• Do this:
Below is a listing to write out in full, exactly as given, without its pictures.

• Supplied entries:
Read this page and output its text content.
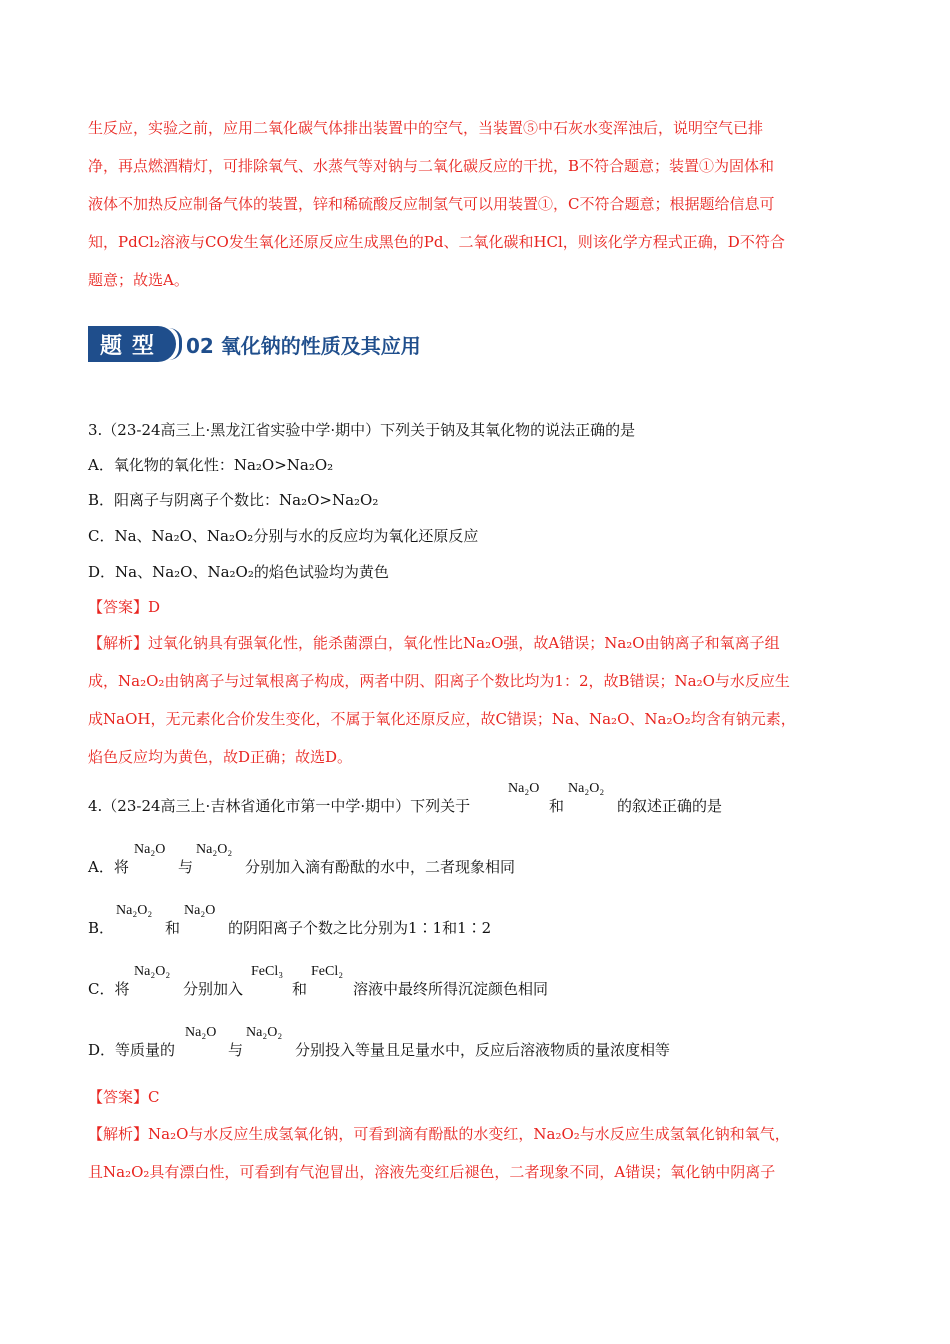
生反应，实验之前，应用二氧化碳气体排出装置中的空气，当装置⑤中石灰水变浑浊后，说明空气已排
净，再点燃酒精灯，可排除氧气、水蒸气等对钠与二氧化碳反应的干扰，B不符合题意；装置①为固体和
液体不加热反应制备气体的装置，锌和稀硫酸反应制氢气可以用装置①，C不符合题意；根据题给信息可
知，PdCl₂溶液与CO发生氧化还原反应生成黑色的Pd、二氧化碳和HCl，则该化学方程式正确，D不符合
题意；故选A。
题型	02 氧化钠的性质及其应用
3.（23-24高三上·黑龙江省实验中学·期中）下列关于钠及其氧化物的说法正确的是
A．氧化物的氧化性：Na₂O>Na₂O₂
B．阳离子与阴离子个数比：Na₂O>Na₂O₂
C．Na、Na₂O、Na₂O₂分别与水的反应均为氧化还原反应
D．Na、Na₂O、Na₂O₂的焰色试验均为黄色
【答案】D
【解析】过氧化钠具有强氧化性，能杀菌漂白，氧化性比Na₂O强，故A错误；Na₂O由钠离子和氧离子组
成，Na₂O₂由钠离子与过氧根离子构成，两者中阴、阳离子个数比均为1：2，故B错误；Na₂O与水反应生
成NaOH，无元素化合价发生变化，不属于氧化还原反应，故C错误；Na、Na₂O、Na₂O₂均含有钠元素，
焰色反应均为黄色，故D正确；故选D。
4.（23-24高三上·吉林省通化市第一中学·期中）下列关于
Na₂O
和
Na₂O₂
的叙述正确的是
A．将
Na₂O
与
Na₂O₂
分别加入滴有酚酞的水中，二者现象相同
B．
Na₂O₂
和
Na₂O
的阴阳离子个数之比分别为1∶1和1∶2
C．将
Na₂O₂
分别加入
FeCl₃
和
FeCl₂
溶液中最终所得沉淀颜色相同
D．等质量的
Na₂O
与
Na₂O₂
分别投入等量且足量水中，反应后溶液物质的量浓度相等
【答案】C
【解析】Na₂O与水反应生成氢氧化钠，可看到滴有酚酞的水变红，Na₂O₂与水反应生成氢氧化钠和氧气，
且Na₂O₂具有漂白性，可看到有气泡冒出，溶液先变红后褪色，二者现象不同，A错误；氧化钠中阴离子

• Worked answer:
Read this page and output its text content.
生反应，实验之前，应用二氧化碳气体排出装置中的空气，当装置⑤中石灰水变浑浊后，说明空气已排
净，再点燃酒精灯，可排除氧气、水蒸气等对钠与二氧化碳反应的干扰，B不符合题意；装置①为固体和
液体不加热反应制备气体的装置，锌和稀硫酸反应制氢气可以用装置①，C不符合题意；根据题给信息可
知，PdCl₂溶液与CO发生氧化还原反应生成黑色的Pd、二氧化碳和HCl，则该化学方程式正确，D不符合
题意；故选A。
题型	02 氧化钠的性质及其应用
3.（23-24高三上·黑龙江省实验中学·期中）下列关于钠及其氧化物的说法正确的是
A．氧化物的氧化性：Na₂O>Na₂O₂
B．阳离子与阴离子个数比：Na₂O>Na₂O₂
C．Na、Na₂O、Na₂O₂分别与水的反应均为氧化还原反应
D．Na、Na₂O、Na₂O₂的焰色试验均为黄色
【答案】D
【解析】过氧化钠具有强氧化性，能杀菌漂白，氧化性比Na₂O强，故A错误；Na₂O由钠离子和氧离子组
成，Na₂O₂由钠离子与过氧根离子构成，两者中阴、阳离子个数比均为1：2，故B错误；Na₂O与水反应生
成NaOH，无元素化合价发生变化，不属于氧化还原反应，故C错误；Na、Na₂O、Na₂O₂均含有钠元素，
焰色反应均为黄色，故D正确；故选D。
4.（23-24高三上·吉林省通化市第一中学·期中）下列关于
Na₂O
和
Na₂O₂
的叙述正确的是
A．将
Na₂O
与
Na₂O₂
分别加入滴有酚酞的水中，二者现象相同
B．
Na₂O₂
和
Na₂O
的阴阳离子个数之比分别为1∶1和1∶2
C．将
Na₂O₂
分别加入
FeCl₃
和
FeCl₂
溶液中最终所得沉淀颜色相同
D．等质量的
Na₂O
与
Na₂O₂
分别投入等量且足量水中，反应后溶液物质的量浓度相等
【答案】C
【解析】Na₂O与水反应生成氢氧化钠，可看到滴有酚酞的水变红，Na₂O₂与水反应生成氢氧化钠和氧气，
且Na₂O₂具有漂白性，可看到有气泡冒出，溶液先变红后褪色，二者现象不同，A错误；氧化钠中阴离子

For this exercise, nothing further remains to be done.